• _DIRECTIONS_
Transcribe all of the material exactly.
::: RECORDS PROVIDED
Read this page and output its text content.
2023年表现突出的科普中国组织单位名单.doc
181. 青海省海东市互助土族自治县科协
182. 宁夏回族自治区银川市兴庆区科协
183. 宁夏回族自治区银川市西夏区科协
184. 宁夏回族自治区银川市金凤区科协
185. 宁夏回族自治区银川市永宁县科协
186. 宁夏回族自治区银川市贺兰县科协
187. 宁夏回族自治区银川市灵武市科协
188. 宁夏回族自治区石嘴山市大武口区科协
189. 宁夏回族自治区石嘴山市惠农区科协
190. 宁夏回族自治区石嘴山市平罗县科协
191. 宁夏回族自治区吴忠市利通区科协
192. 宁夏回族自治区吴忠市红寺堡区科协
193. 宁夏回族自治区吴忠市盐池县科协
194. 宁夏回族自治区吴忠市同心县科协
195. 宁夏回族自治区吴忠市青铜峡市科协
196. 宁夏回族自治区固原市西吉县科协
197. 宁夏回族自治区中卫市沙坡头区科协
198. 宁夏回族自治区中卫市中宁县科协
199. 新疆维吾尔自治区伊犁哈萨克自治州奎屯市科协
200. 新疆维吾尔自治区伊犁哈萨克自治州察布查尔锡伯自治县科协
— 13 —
::::::
• _ANSWER FOR THE TASK_
Read this page and output its text content.
2023年表现突出的科普中国组织单位名单.doc
181. 青海省海东市互助土族自治县科协
182. 宁夏回族自治区银川市兴庆区科协
183. 宁夏回族自治区银川市西夏区科协
184. 宁夏回族自治区银川市金凤区科协
185. 宁夏回族自治区银川市永宁县科协
186. 宁夏回族自治区银川市贺兰县科协
187. 宁夏回族自治区银川市灵武市科协
188. 宁夏回族自治区石嘴山市大武口区科协
189. 宁夏回族自治区石嘴山市惠农区科协
190. 宁夏回族自治区石嘴山市平罗县科协
191. 宁夏回族自治区吴忠市利通区科协
192. 宁夏回族自治区吴忠市红寺堡区科协
193. 宁夏回族自治区吴忠市盐池县科协
194. 宁夏回族自治区吴忠市同心县科协
195. 宁夏回族自治区吴忠市青铜峡市科协
196. 宁夏回族自治区固原市西吉县科协
197. 宁夏回族自治区中卫市沙坡头区科协
198. 宁夏回族自治区中卫市中宁县科协
199. 新疆维吾尔自治区伊犁哈萨克自治州奎屯市科协
200. 新疆维吾尔自治区伊犁哈萨克自治州察布查尔锡伯自治县科协
— 13 —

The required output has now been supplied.